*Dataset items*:
● ● ●

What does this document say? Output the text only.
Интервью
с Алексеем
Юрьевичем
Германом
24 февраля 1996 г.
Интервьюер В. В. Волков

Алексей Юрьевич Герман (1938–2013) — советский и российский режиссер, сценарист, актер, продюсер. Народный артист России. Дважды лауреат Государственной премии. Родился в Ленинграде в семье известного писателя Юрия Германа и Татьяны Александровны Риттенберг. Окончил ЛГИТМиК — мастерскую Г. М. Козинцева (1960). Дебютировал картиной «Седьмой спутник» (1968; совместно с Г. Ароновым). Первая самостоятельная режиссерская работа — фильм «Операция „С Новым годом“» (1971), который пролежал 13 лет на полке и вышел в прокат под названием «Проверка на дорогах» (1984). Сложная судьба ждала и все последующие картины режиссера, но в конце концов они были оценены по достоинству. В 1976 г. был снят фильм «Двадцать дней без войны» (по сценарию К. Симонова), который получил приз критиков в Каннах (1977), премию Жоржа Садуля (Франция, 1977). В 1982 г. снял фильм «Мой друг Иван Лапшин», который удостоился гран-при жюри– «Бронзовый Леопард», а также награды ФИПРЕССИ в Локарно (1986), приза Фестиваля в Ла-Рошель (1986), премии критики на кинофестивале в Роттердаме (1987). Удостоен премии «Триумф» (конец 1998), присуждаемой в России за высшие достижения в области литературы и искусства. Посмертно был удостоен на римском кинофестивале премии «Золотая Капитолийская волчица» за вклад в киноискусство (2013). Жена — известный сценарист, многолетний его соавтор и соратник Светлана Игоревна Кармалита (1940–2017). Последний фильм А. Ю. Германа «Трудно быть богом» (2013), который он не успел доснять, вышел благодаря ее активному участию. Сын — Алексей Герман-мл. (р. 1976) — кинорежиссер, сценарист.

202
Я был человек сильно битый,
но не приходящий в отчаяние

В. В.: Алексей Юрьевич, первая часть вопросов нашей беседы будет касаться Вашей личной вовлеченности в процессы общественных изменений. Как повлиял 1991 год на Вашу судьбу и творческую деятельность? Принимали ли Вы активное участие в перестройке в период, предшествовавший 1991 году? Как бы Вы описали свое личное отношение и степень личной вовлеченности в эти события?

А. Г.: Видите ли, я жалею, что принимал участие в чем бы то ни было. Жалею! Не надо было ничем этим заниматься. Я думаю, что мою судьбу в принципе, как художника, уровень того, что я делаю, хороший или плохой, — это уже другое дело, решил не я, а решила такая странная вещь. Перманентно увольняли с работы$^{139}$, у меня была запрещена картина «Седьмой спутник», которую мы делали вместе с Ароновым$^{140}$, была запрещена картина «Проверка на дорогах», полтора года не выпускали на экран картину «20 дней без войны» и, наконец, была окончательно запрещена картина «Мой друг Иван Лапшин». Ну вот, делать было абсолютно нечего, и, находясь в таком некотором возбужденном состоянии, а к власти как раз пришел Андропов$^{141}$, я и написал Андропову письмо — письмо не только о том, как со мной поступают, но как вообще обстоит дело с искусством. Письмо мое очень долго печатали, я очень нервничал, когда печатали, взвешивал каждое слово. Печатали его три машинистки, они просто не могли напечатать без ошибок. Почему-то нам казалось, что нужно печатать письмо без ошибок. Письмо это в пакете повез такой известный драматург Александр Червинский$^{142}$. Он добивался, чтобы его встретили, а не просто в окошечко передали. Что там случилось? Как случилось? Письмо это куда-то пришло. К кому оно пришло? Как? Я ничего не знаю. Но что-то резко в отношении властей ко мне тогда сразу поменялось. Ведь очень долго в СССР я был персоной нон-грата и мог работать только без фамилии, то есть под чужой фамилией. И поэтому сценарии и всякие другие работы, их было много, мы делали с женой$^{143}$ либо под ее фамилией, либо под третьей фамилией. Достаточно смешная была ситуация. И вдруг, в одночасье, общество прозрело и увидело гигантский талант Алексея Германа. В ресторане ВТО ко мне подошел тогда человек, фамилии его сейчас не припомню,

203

● ● ●

*Aim*:
Every record should be repeated exactly; please leave none out.

*Reply to the task*:
What does this document say? Output the text only.
Интервью
с Алексеем
Юрьевичем
Германом
24 февраля 1996 г.
Интервьюер В. В. Волков

Алексей Юрьевич Герман (1938–2013) — советский и российский режиссер, сценарист, актер, продюсер. Народный артист России. Дважды лауреат Государственной премии. Родился в Ленинграде в семье известного писателя Юрия Германа и Татьяны Александровны Риттенберг. Окончил ЛГИТМиК — мастерскую Г. М. Козинцева (1960). Дебютировал картиной «Седьмой спутник» (1968; совместно с Г. Ароновым). Первая самостоятельная режиссерская работа — фильм «Операция „С Новым годом“» (1971), который пролежал 13 лет на полке и вышел в прокат под названием «Проверка на дорогах» (1984). Сложная судьба ждала и все последующие картины режиссера, но в конце концов они были оценены по достоинству. В 1976 г. был снят фильм «Двадцать дней без войны» (по сценарию К. Симонова), который получил приз критиков в Каннах (1977), премию Жоржа Садуля (Франция, 1977). В 1982 г. снял фильм «Мой друг Иван Лапшин», который удостоился гран-при жюри– «Бронзовый Леопард», а также награды ФИПРЕССИ в Локарно (1986), приза Фестиваля в Ла-Рошель (1986), премии критики на кинофестивале в Роттердаме (1987). Удостоен премии «Триумф» (конец 1998), присуждаемой в России за высшие достижения в области литературы и искусства. Посмертно был удостоен на римском кинофестивале премии «Золотая Капитолийская волчица» за вклад в киноискусство (2013). Жена — известный сценарист, многолетний его соавтор и соратник Светлана Игоревна Кармалита (1940–2017). Последний фильм А. Ю. Германа «Трудно быть богом» (2013), который он не успел доснять, вышел благодаря ее активному участию. Сын — Алексей Герман-мл. (р. 1976) — кинорежиссер, сценарист.

202
Я был человек сильно битый,
но не приходящий в отчаяние

В. В.: Алексей Юрьевич, первая часть вопросов нашей беседы будет касаться Вашей личной вовлеченности в процессы общественных изменений. Как повлиял 1991 год на Вашу судьбу и творческую деятельность? Принимали ли Вы активное участие в перестройке в период, предшествовавший 1991 году? Как бы Вы описали свое личное отношение и степень личной вовлеченности в эти события?

А. Г.: Видите ли, я жалею, что принимал участие в чем бы то ни было. Жалею! Не надо было ничем этим заниматься. Я думаю, что мою судьбу в принципе, как художника, уровень того, что я делаю, хороший или плохой, — это уже другое дело, решил не я, а решила такая странная вещь. Перманентно увольняли с работы$^{139}$, у меня была запрещена картина «Седьмой спутник», которую мы делали вместе с Ароновым$^{140}$, была запрещена картина «Проверка на дорогах», полтора года не выпускали на экран картину «20 дней без войны» и, наконец, была окончательно запрещена картина «Мой друг Иван Лапшин». Ну вот, делать было абсолютно нечего, и, находясь в таком некотором возбужденном состоянии, а к власти как раз пришел Андропов$^{141}$, я и написал Андропову письмо — письмо не только о том, как со мной поступают, но как вообще обстоит дело с искусством. Письмо мое очень долго печатали, я очень нервничал, когда печатали, взвешивал каждое слово. Печатали его три машинистки, они просто не могли напечатать без ошибок. Почему-то нам казалось, что нужно печатать письмо без ошибок. Письмо это в пакете повез такой известный драматург Александр Червинский$^{142}$. Он добивался, чтобы его встретили, а не просто в окошечко передали. Что там случилось? Как случилось? Письмо это куда-то пришло. К кому оно пришло? Как? Я ничего не знаю. Но что-то резко в отношении властей ко мне тогда сразу поменялось. Ведь очень долго в СССР я был персоной нон-грата и мог работать только без фамилии, то есть под чужой фамилией. И поэтому сценарии и всякие другие работы, их было много, мы делали с женой$^{143}$ либо под ее фамилией, либо под третьей фамилией. Достаточно смешная была ситуация. И вдруг, в одночасье, общество прозрело и увидело гигантский талант Алексея Германа. В ресторане ВТО ко мне подошел тогда человек, фамилии его сейчас не припомню,

203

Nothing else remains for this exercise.